## TASK TO CARRY OUT:
Without the pictures, return all of the material exactly as written.
[begin PROVIDED INFORMATION]
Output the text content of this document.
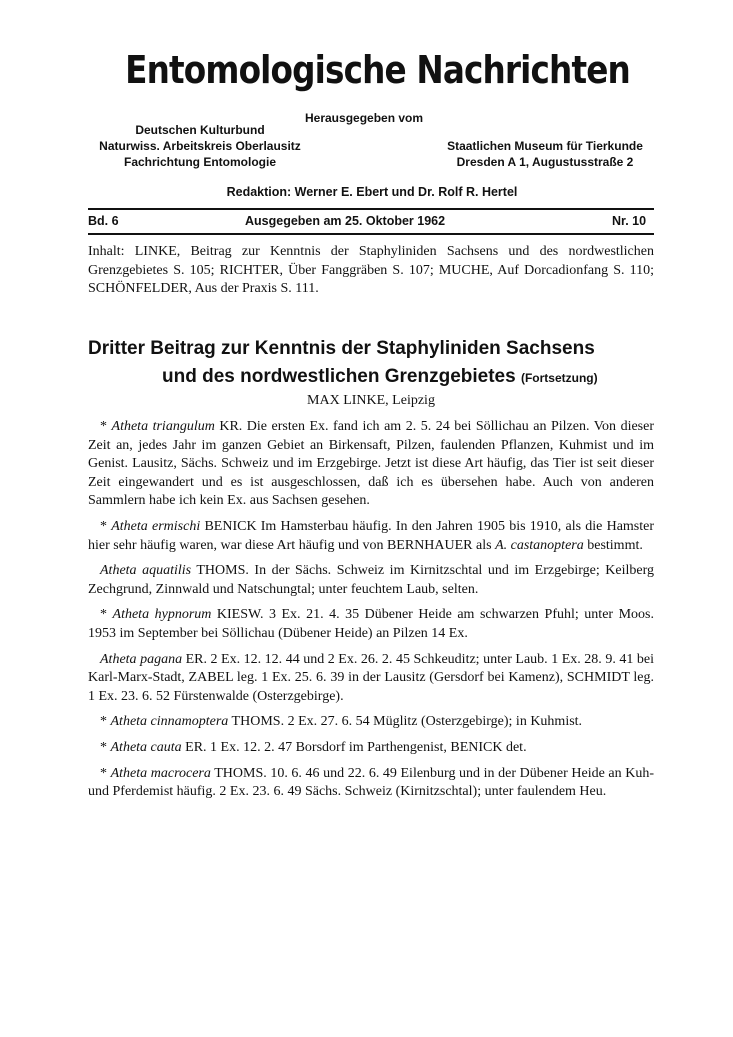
Entomologische Nachrichten
Herausgegeben vom
Deutschen Kulturbund
Naturwiss. Arbeitskreis Oberlausitz
Fachrichtung Entomologie
Staatlichen Museum für Tierkunde
Dresden A 1, Augustusstraße 2
Redaktion: Werner E. Ebert und Dr. Rolf R. Hertel
Bd. 6	Ausgegeben am 25. Oktober 1962	Nr. 10
Inhalt: LINKE, Beitrag zur Kenntnis der Staphyliniden Sachsens und des nordwestlichen Grenzgebietes S. 105; RICHTER, Über Fanggräben S. 107; MUCHE, Auf Dorcadionfang S. 110; SCHÖNFELDER, Aus der Praxis S. 111.
Dritter Beitrag zur Kenntnis der Staphyliniden Sachsens
und des nordwestlichen Grenzgebietes (Fortsetzung)
MAX LINKE, Leipzig

* Atheta triangulum KR. Die ersten Ex. fand ich am 2. 5. 24 bei Söllichau an Pilzen. Von dieser Zeit an, jedes Jahr im ganzen Gebiet an Birkensaft, Pilzen, faulenden Pflanzen, Kuhmist und im Genist. Lausitz, Sächs. Schweiz und im Erzgebirge. Jetzt ist diese Art häufig, das Tier ist seit dieser Zeit eingewandert und es ist ausgeschlossen, daß ich es übersehen habe. Auch von anderen Sammlern habe ich kein Ex. aus Sachsen gesehen.

* Atheta ermischi BENICK Im Hamsterbau häufig. In den Jahren 1905 bis 1910, als die Hamster hier sehr häufig waren, war diese Art häufig und von BERNHAUER als A. castanoptera bestimmt.

Atheta aquatilis THOMS. In der Sächs. Schweiz im Kirnitzschtal und im Erzgebirge; Keilberg Zechgrund, Zinnwald und Natschungtal; unter feuchtem Laub, selten.

* Atheta hypnorum KIESW. 3 Ex. 21. 4. 35 Dübener Heide am schwarzen Pfuhl; unter Moos. 1953 im September bei Söllichau (Dübener Heide) an Pilzen 14 Ex.

Atheta pagana ER. 2 Ex. 12. 12. 44 und 2 Ex. 26. 2. 45 Schkeuditz; unter Laub. 1 Ex. 28. 9. 41 bei Karl-Marx-Stadt, ZABEL leg. 1 Ex. 25. 6. 39 in der Lausitz (Gersdorf bei Kamenz), SCHMIDT leg. 1 Ex. 23. 6. 52 Fürstenwalde (Osterzgebirge).

* Atheta cinnamoptera THOMS. 2 Ex. 27. 6. 54 Müglitz (Osterzgebirge); in Kuhmist.

* Atheta cauta ER. 1 Ex. 12. 2. 47 Borsdorf im Parthengenist, BENICK det.

* Atheta macrocera THOMS. 10. 6. 46 und 22. 6. 49 Eilenburg und in der Dübener Heide an Kuh- und Pferdemist häufig. 2 Ex. 23. 6. 49 Sächs. Schweiz (Kirnitzschtal); unter faulendem Heu.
[end PROVIDED INFORMATION]
## TASK RESPONSE:
Output the text content of this document.
Entomologische Nachrichten
Herausgegeben vom
Deutschen Kulturbund
Naturwiss. Arbeitskreis Oberlausitz
Fachrichtung Entomologie
Staatlichen Museum für Tierkunde
Dresden A 1, Augustusstraße 2
Redaktion: Werner E. Ebert und Dr. Rolf R. Hertel
Bd. 6	Ausgegeben am 25. Oktober 1962	Nr. 10
Inhalt: LINKE, Beitrag zur Kenntnis der Staphyliniden Sachsens und des nordwestlichen Grenzgebietes S. 105; RICHTER, Über Fanggräben S. 107; MUCHE, Auf Dorcadionfang S. 110; SCHÖNFELDER, Aus der Praxis S. 111.
Dritter Beitrag zur Kenntnis der Staphyliniden Sachsens
und des nordwestlichen Grenzgebietes (Fortsetzung)
MAX LINKE, Leipzig

* Atheta triangulum KR. Die ersten Ex. fand ich am 2. 5. 24 bei Söllichau an Pilzen. Von dieser Zeit an, jedes Jahr im ganzen Gebiet an Birkensaft, Pilzen, faulenden Pflanzen, Kuhmist und im Genist. Lausitz, Sächs. Schweiz und im Erzgebirge. Jetzt ist diese Art häufig, das Tier ist seit dieser Zeit eingewandert und es ist ausgeschlossen, daß ich es übersehen habe. Auch von anderen Sammlern habe ich kein Ex. aus Sachsen gesehen.

* Atheta ermischi BENICK Im Hamsterbau häufig. In den Jahren 1905 bis 1910, als die Hamster hier sehr häufig waren, war diese Art häufig und von BERNHAUER als A. castanoptera bestimmt.

Atheta aquatilis THOMS. In der Sächs. Schweiz im Kirnitzschtal und im Erzgebirge; Keilberg Zechgrund, Zinnwald und Natschungtal; unter feuchtem Laub, selten.

* Atheta hypnorum KIESW. 3 Ex. 21. 4. 35 Dübener Heide am schwarzen Pfuhl; unter Moos. 1953 im September bei Söllichau (Dübener Heide) an Pilzen 14 Ex.

Atheta pagana ER. 2 Ex. 12. 12. 44 und 2 Ex. 26. 2. 45 Schkeuditz; unter Laub. 1 Ex. 28. 9. 41 bei Karl-Marx-Stadt, ZABEL leg. 1 Ex. 25. 6. 39 in der Lausitz (Gersdorf bei Kamenz), SCHMIDT leg. 1 Ex. 23. 6. 52 Fürstenwalde (Osterzgebirge).

* Atheta cinnamoptera THOMS. 2 Ex. 27. 6. 54 Müglitz (Osterzgebirge); in Kuhmist.

* Atheta cauta ER. 1 Ex. 12. 2. 47 Borsdorf im Parthengenist, BENICK det.

* Atheta macrocera THOMS. 10. 6. 46 und 22. 6. 49 Eilenburg und in der Dübener Heide an Kuh- und Pferdemist häufig. 2 Ex. 23. 6. 49 Sächs. Schweiz (Kirnitzschtal); unter faulendem Heu.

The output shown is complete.